== RECORDS FOR THE TASK ==

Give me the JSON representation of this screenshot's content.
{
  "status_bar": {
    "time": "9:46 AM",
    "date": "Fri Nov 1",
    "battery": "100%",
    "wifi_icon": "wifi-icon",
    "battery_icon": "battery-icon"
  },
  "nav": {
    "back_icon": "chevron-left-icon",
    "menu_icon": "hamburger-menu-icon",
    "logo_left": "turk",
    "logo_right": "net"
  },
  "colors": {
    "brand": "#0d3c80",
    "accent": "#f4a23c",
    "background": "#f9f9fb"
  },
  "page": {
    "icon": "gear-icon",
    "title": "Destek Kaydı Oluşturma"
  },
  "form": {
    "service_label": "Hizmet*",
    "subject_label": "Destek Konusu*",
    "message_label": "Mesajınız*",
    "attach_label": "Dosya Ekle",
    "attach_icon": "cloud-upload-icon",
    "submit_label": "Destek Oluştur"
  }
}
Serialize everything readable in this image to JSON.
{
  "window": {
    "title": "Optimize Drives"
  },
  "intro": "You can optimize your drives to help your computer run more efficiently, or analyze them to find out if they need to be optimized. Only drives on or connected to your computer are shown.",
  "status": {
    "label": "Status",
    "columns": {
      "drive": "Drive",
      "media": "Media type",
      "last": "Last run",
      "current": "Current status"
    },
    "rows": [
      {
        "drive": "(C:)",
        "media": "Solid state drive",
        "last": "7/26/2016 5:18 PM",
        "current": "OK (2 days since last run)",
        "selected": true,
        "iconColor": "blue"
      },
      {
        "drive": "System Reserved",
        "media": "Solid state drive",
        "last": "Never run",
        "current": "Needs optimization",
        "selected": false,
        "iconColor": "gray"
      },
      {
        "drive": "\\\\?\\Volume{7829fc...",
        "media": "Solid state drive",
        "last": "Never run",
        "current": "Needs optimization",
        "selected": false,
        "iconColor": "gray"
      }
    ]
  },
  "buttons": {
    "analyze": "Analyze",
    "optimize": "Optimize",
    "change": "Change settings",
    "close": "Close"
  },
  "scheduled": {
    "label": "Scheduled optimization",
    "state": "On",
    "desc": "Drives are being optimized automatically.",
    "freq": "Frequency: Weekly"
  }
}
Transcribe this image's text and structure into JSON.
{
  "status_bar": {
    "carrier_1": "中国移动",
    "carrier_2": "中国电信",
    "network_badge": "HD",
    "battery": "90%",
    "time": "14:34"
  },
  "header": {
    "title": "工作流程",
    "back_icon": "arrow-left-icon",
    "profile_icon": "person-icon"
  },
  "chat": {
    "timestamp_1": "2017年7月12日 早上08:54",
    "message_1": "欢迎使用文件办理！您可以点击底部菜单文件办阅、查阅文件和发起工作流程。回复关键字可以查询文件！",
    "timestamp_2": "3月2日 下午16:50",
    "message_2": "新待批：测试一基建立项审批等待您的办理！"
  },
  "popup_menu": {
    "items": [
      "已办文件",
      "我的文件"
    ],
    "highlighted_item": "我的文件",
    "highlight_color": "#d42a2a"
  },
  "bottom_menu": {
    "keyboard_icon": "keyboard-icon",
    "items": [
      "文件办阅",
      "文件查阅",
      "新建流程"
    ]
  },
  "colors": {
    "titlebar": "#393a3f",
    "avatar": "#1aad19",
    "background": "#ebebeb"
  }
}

===

- WHAT THE TASK ASKS:
Reproduce every line from the entries that holds the word "battery".

- RESPONSE TO THIS TASK:
    "battery": "100%",
    "battery_icon": "battery-icon"
    "battery": "90%",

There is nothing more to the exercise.